## [Stated problem]
Select, from the data, each line where "title" occurs.

--- Begin Exercise materials ---

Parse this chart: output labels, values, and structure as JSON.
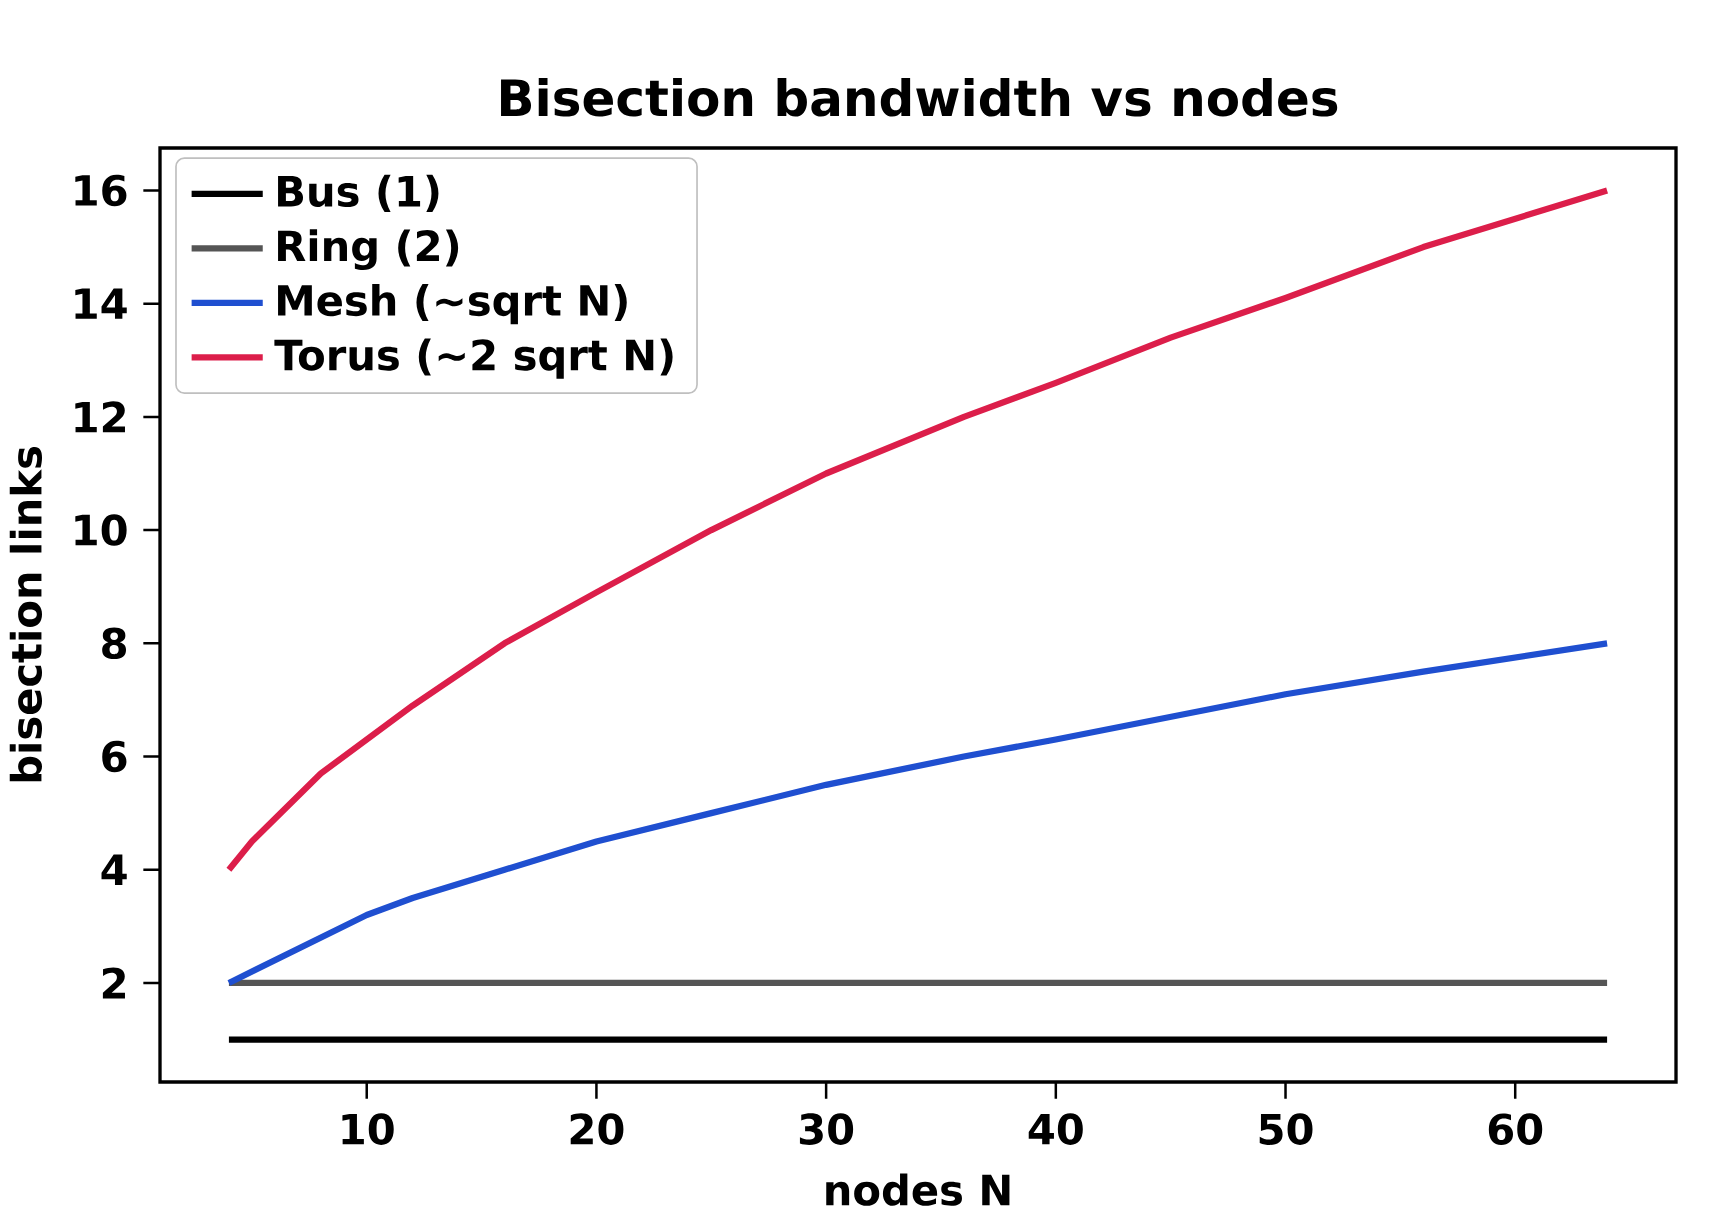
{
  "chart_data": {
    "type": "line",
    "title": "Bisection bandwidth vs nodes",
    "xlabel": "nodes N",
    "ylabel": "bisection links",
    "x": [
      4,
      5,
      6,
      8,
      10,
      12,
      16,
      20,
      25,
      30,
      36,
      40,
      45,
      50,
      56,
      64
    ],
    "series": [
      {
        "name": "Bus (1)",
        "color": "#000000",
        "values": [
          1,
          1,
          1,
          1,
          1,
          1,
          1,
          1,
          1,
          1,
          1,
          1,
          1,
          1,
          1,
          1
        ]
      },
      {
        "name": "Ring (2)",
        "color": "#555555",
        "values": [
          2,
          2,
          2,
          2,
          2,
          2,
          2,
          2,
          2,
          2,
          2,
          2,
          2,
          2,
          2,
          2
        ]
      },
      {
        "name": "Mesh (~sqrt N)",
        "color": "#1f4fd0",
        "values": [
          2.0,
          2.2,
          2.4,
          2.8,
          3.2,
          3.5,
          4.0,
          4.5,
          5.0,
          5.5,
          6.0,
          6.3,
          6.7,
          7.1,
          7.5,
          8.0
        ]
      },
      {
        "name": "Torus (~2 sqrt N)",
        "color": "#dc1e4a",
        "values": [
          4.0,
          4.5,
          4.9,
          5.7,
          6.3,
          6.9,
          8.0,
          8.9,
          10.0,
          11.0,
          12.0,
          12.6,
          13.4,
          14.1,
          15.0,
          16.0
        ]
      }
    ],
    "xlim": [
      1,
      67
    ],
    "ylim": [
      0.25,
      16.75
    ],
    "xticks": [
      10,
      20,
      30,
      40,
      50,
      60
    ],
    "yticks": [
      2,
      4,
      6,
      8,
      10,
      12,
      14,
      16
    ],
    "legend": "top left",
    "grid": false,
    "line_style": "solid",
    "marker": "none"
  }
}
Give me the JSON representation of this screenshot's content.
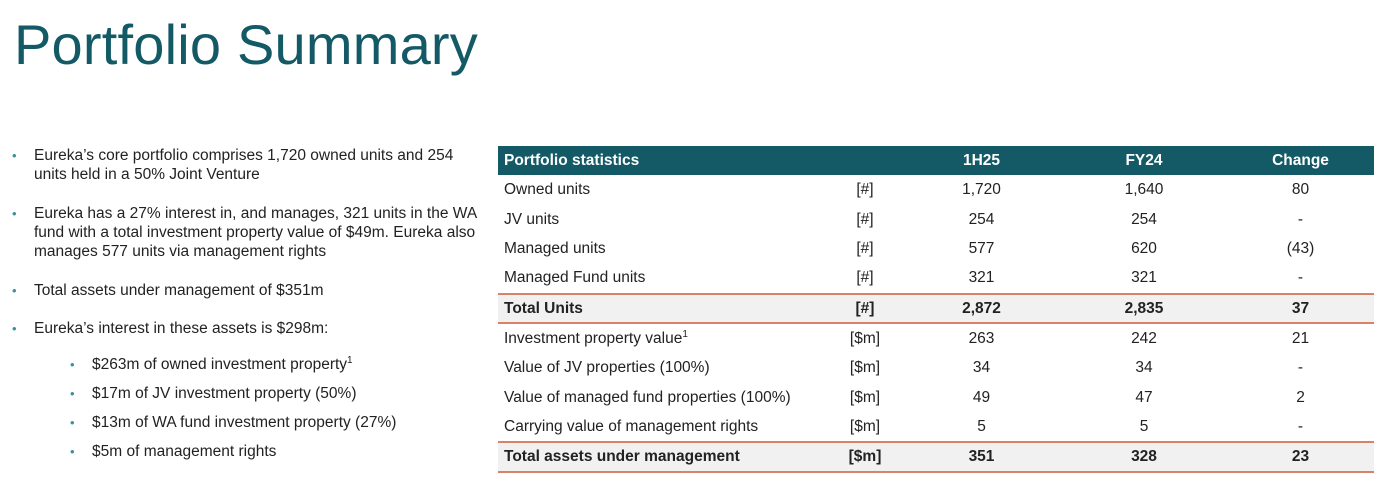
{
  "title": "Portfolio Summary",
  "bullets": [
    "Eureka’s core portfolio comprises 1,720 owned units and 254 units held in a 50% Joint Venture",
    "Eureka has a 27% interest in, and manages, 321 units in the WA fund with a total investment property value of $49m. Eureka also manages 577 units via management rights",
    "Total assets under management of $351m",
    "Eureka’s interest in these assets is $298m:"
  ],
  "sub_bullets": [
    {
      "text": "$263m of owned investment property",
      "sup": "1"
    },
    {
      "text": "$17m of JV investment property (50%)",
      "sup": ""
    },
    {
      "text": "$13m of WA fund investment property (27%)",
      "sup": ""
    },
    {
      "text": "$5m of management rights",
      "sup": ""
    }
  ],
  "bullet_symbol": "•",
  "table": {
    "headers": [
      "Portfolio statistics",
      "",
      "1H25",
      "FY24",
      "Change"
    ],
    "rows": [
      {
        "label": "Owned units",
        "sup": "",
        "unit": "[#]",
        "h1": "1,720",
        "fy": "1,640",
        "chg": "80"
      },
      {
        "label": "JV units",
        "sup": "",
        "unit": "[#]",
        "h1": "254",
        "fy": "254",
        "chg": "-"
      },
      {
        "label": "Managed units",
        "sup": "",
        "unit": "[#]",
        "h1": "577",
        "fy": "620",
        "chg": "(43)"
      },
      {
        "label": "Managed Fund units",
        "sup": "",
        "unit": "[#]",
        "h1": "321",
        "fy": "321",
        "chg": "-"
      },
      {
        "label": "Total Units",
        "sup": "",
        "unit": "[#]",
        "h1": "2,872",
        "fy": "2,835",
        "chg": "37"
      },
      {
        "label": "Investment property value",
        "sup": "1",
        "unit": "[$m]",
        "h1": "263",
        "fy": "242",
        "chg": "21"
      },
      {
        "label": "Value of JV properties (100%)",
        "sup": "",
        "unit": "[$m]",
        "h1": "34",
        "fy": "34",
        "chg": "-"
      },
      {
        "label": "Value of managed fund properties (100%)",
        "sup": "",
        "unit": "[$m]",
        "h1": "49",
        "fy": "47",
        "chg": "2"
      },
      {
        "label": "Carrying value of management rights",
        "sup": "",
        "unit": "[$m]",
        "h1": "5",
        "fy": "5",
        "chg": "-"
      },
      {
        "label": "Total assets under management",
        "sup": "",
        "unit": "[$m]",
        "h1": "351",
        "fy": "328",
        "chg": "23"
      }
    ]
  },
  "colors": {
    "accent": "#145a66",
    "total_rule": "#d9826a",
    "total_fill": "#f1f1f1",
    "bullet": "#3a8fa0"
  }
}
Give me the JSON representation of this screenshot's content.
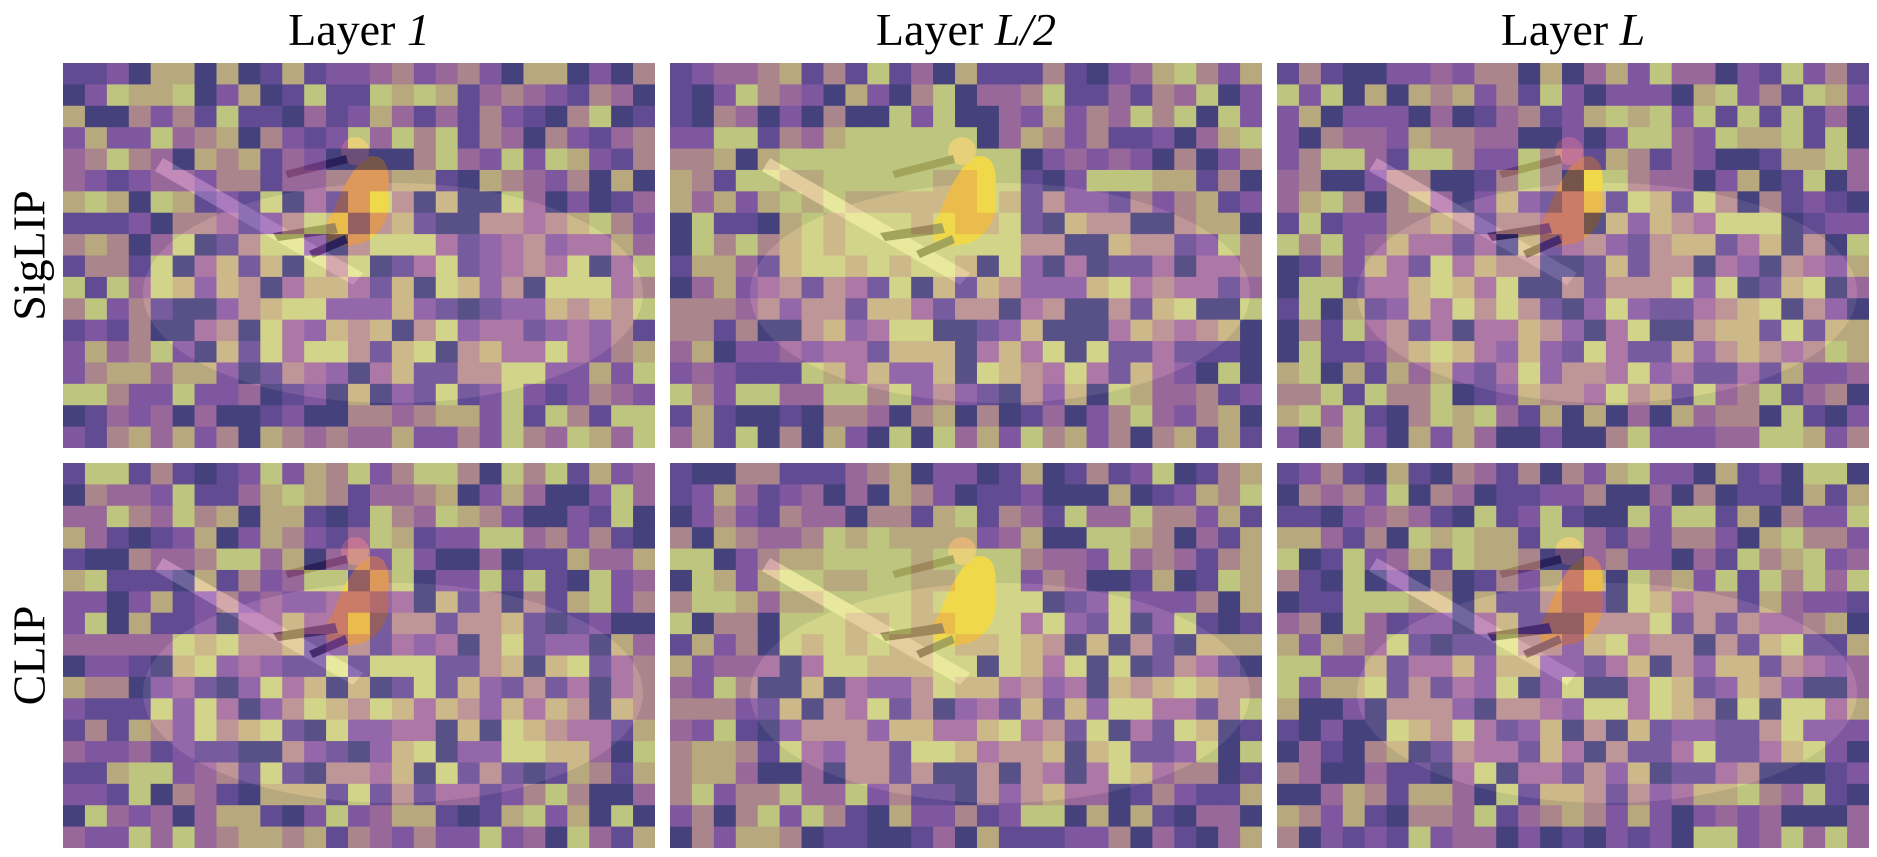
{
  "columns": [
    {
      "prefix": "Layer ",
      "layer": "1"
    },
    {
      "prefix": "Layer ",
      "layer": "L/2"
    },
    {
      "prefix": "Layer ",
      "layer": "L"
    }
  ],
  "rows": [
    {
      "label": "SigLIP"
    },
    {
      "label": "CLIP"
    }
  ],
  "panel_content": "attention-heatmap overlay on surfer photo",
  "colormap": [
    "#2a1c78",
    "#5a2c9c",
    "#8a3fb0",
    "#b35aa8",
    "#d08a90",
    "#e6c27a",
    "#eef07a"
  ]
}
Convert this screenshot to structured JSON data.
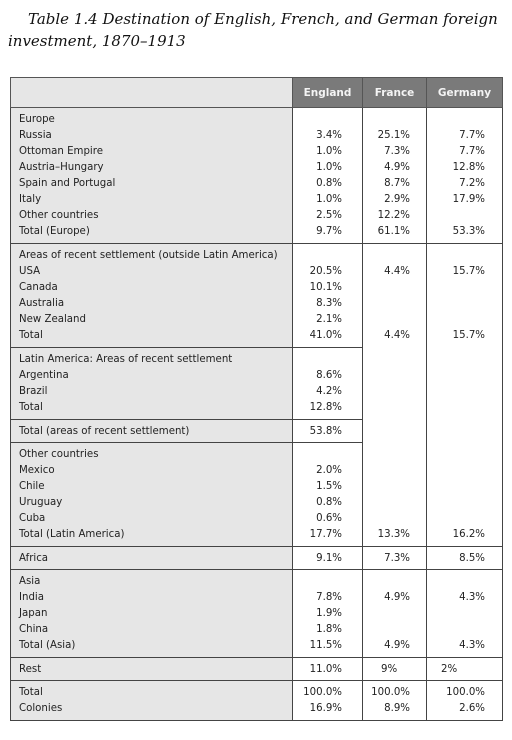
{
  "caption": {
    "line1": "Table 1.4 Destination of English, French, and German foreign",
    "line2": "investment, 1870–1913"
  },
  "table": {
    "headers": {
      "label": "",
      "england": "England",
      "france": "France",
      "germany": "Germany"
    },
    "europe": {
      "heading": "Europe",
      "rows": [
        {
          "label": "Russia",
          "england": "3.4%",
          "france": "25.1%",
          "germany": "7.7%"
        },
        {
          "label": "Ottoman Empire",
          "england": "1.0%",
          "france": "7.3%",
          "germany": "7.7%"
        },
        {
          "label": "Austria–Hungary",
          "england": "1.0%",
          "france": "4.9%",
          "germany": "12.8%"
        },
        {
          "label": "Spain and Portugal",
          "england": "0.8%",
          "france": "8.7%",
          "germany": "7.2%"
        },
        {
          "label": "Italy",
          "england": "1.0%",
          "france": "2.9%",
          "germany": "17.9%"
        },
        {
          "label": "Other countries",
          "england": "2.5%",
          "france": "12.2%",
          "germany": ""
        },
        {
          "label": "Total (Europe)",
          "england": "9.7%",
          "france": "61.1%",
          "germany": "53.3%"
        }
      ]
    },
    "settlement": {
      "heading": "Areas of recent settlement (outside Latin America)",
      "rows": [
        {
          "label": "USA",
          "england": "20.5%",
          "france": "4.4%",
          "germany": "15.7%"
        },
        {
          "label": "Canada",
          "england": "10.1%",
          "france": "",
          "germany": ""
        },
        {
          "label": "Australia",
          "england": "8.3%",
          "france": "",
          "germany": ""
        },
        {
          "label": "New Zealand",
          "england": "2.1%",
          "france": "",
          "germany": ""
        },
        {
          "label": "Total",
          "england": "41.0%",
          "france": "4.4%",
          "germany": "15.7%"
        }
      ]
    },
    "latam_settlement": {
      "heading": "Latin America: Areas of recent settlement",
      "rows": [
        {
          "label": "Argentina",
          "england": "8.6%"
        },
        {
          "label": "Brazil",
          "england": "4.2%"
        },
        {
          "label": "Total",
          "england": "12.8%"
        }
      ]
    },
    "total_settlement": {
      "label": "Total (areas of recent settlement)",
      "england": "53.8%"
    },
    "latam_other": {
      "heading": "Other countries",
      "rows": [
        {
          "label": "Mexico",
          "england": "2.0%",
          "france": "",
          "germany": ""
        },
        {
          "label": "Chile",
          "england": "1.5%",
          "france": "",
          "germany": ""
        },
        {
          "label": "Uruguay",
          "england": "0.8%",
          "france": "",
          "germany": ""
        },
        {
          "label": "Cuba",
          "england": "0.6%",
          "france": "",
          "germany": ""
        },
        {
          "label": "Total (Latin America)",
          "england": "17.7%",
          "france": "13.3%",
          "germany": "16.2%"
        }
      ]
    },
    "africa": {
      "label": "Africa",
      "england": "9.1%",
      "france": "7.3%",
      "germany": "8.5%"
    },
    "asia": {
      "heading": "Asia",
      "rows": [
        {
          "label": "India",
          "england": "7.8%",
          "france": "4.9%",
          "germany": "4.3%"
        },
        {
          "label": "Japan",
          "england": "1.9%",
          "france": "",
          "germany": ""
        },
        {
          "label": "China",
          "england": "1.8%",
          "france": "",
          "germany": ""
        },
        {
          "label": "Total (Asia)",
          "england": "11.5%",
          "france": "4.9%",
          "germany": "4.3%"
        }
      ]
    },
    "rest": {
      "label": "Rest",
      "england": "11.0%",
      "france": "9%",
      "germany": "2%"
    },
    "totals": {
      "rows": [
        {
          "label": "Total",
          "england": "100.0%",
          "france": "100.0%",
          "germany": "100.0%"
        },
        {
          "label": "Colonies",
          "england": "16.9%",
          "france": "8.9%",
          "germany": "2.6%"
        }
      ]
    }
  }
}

--- End Exercise materials ---

## [Output of the task]
    "title": "Bisection bandwidth vs nodes",
  "title": "Portfolio Summary",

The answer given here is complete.